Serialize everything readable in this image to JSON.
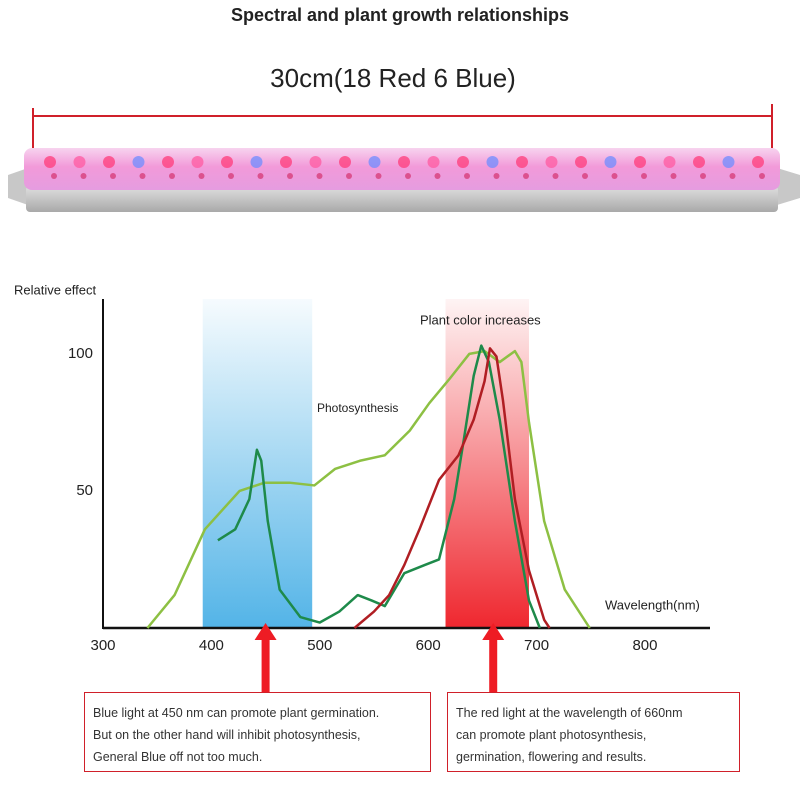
{
  "title": "Spectral and plant growth relationships",
  "product_label": "30cm(18 Red  6 Blue)",
  "chart_data": {
    "type": "line",
    "y_label": "Relative effect",
    "x_label": "Wavelength(nm)",
    "annotations": [
      "Plant color increases",
      "Photosynthesis"
    ],
    "xlim": [
      300,
      860
    ],
    "xticks": [
      300,
      400,
      500,
      600,
      700,
      800
    ],
    "ylim": [
      0,
      120
    ],
    "yticks": [
      50,
      100
    ],
    "bands": [
      {
        "x": [
          392,
          493
        ],
        "color": "#4ab0e6"
      },
      {
        "x": [
          616,
          693
        ],
        "color": "#ee1c24"
      }
    ],
    "arrows": [
      450,
      660
    ],
    "series": [
      {
        "color": "#8dc043",
        "x": [
          341,
          366,
          394,
          426,
          449,
          472,
          495,
          514,
          537,
          560,
          583,
          601,
          620,
          638,
          652,
          666,
          680,
          686,
          693,
          707,
          726,
          749
        ],
        "values": [
          0,
          12,
          36,
          50,
          53,
          53,
          52,
          58,
          61,
          63,
          72,
          82,
          91,
          100,
          101,
          97,
          101,
          97,
          75,
          39,
          14,
          0
        ]
      },
      {
        "color": "#1e8a4a",
        "x": [
          406,
          422,
          435,
          442,
          446,
          452,
          463,
          482,
          500,
          518,
          535,
          548,
          560,
          569,
          578,
          597,
          610,
          624,
          633,
          642,
          649,
          656,
          666,
          680,
          693,
          703
        ],
        "values": [
          32,
          36,
          47,
          65,
          61,
          39,
          14,
          4,
          2,
          6,
          12,
          10,
          8,
          14,
          20,
          23,
          25,
          47,
          69,
          92,
          103,
          97,
          76,
          39,
          10,
          0
        ]
      },
      {
        "color": "#b01e23",
        "x": [
          532,
          550,
          564,
          578,
          592,
          610,
          628,
          642,
          652,
          657,
          663,
          669,
          680,
          693,
          707,
          712
        ],
        "values": [
          0,
          6,
          12,
          23,
          36,
          54,
          63,
          76,
          90,
          102,
          99,
          83,
          47,
          21,
          3,
          0
        ]
      }
    ]
  },
  "notes": [
    {
      "lines": [
        "Blue light at 450 nm can promote plant germination.",
        "But on the other hand will inhibit photosynthesis,",
        "General Blue off not too much."
      ]
    },
    {
      "lines": [
        "The red light at the wavelength of 660nm",
        "can promote plant photosynthesis,",
        "germination, flowering and results."
      ]
    }
  ]
}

REQUIREMENTS:
The records are above. How many lines in them contain the word "Blue"? Give the number alone.

WRITTEN RESPONSE:
3